Short problem
Quote every entry word for word.

Stored data
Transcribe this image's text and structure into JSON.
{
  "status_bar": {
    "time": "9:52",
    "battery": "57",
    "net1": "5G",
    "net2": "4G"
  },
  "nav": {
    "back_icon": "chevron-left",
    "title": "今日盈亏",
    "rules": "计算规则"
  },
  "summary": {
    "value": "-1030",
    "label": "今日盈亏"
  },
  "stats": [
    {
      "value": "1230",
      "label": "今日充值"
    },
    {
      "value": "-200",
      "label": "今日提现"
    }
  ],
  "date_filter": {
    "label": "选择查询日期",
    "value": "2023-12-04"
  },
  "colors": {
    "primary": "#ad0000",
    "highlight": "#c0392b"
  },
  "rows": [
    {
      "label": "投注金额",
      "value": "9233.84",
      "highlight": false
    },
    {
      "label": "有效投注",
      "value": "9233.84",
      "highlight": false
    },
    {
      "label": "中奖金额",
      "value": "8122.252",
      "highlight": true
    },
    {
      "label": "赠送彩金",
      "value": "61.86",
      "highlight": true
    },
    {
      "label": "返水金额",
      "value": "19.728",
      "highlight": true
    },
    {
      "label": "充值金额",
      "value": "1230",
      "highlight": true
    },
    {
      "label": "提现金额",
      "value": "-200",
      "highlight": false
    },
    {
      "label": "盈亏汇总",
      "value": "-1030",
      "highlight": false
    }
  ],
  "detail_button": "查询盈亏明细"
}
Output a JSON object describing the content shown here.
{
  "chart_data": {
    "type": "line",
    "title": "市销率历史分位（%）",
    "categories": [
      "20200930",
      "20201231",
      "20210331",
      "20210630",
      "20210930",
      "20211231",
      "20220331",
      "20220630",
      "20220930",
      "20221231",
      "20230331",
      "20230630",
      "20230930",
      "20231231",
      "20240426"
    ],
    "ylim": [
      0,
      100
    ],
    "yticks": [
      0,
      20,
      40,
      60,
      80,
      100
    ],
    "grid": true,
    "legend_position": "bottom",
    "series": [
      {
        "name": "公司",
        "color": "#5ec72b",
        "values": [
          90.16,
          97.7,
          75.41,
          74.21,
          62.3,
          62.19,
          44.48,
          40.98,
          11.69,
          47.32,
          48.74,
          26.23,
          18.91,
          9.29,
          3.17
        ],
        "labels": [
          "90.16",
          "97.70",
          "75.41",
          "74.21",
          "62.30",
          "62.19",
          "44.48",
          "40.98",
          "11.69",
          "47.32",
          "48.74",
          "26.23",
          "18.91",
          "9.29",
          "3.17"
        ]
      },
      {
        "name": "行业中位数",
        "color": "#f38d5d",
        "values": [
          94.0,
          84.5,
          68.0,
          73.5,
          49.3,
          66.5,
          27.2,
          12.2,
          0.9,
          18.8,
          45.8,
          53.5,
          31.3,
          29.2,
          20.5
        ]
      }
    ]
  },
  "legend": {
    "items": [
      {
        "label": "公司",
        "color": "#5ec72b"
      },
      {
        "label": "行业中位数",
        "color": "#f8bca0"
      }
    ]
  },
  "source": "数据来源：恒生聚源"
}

Response to this task
Transcribe this image's text and structure into JSON.
{
  "status_bar": {
    "time": "9:52",
    "battery": "57",
    "net1": "5G",
    "net2": "4G"
  },
  "nav": {
    "back_icon": "chevron-left",
    "title": "今日盈亏",
    "rules": "计算规则"
  },
  "summary": {
    "value": "-1030",
    "label": "今日盈亏"
  },
  "stats": [
    {
      "value": "1230",
      "label": "今日充值"
    },
    {
      "value": "-200",
      "label": "今日提现"
    }
  ],
  "date_filter": {
    "label": "选择查询日期",
    "value": "2023-12-04"
  },
  "colors": {
    "primary": "#ad0000",
    "highlight": "#c0392b"
  },
  "rows": [
    {
      "label": "投注金额",
      "value": "9233.84",
      "highlight": false
    },
    {
      "label": "有效投注",
      "value": "9233.84",
      "highlight": false
    },
    {
      "label": "中奖金额",
      "value": "8122.252",
      "highlight": true
    },
    {
      "label": "赠送彩金",
      "value": "61.86",
      "highlight": true
    },
    {
      "label": "返水金额",
      "value": "19.728",
      "highlight": true
    },
    {
      "label": "充值金额",
      "value": "1230",
      "highlight": true
    },
    {
      "label": "提现金额",
      "value": "-200",
      "highlight": false
    },
    {
      "label": "盈亏汇总",
      "value": "-1030",
      "highlight": false
    }
  ],
  "detail_button": "查询盈亏明细"
}
Output a JSON object describing the content shown here.
{
  "chart_data": {
    "type": "line",
    "title": "市销率历史分位（%）",
    "categories": [
      "20200930",
      "20201231",
      "20210331",
      "20210630",
      "20210930",
      "20211231",
      "20220331",
      "20220630",
      "20220930",
      "20221231",
      "20230331",
      "20230630",
      "20230930",
      "20231231",
      "20240426"
    ],
    "ylim": [
      0,
      100
    ],
    "yticks": [
      0,
      20,
      40,
      60,
      80,
      100
    ],
    "grid": true,
    "legend_position": "bottom",
    "series": [
      {
        "name": "公司",
        "color": "#5ec72b",
        "values": [
          90.16,
          97.7,
          75.41,
          74.21,
          62.3,
          62.19,
          44.48,
          40.98,
          11.69,
          47.32,
          48.74,
          26.23,
          18.91,
          9.29,
          3.17
        ],
        "labels": [
          "90.16",
          "97.70",
          "75.41",
          "74.21",
          "62.30",
          "62.19",
          "44.48",
          "40.98",
          "11.69",
          "47.32",
          "48.74",
          "26.23",
          "18.91",
          "9.29",
          "3.17"
        ]
      },
      {
        "name": "行业中位数",
        "color": "#f38d5d",
        "values": [
          94.0,
          84.5,
          68.0,
          73.5,
          49.3,
          66.5,
          27.2,
          12.2,
          0.9,
          18.8,
          45.8,
          53.5,
          31.3,
          29.2,
          20.5
        ]
      }
    ]
  },
  "legend": {
    "items": [
      {
        "label": "公司",
        "color": "#5ec72b"
      },
      {
        "label": "行业中位数",
        "color": "#f8bca0"
      }
    ]
  },
  "source": "数据来源：恒生聚源"
}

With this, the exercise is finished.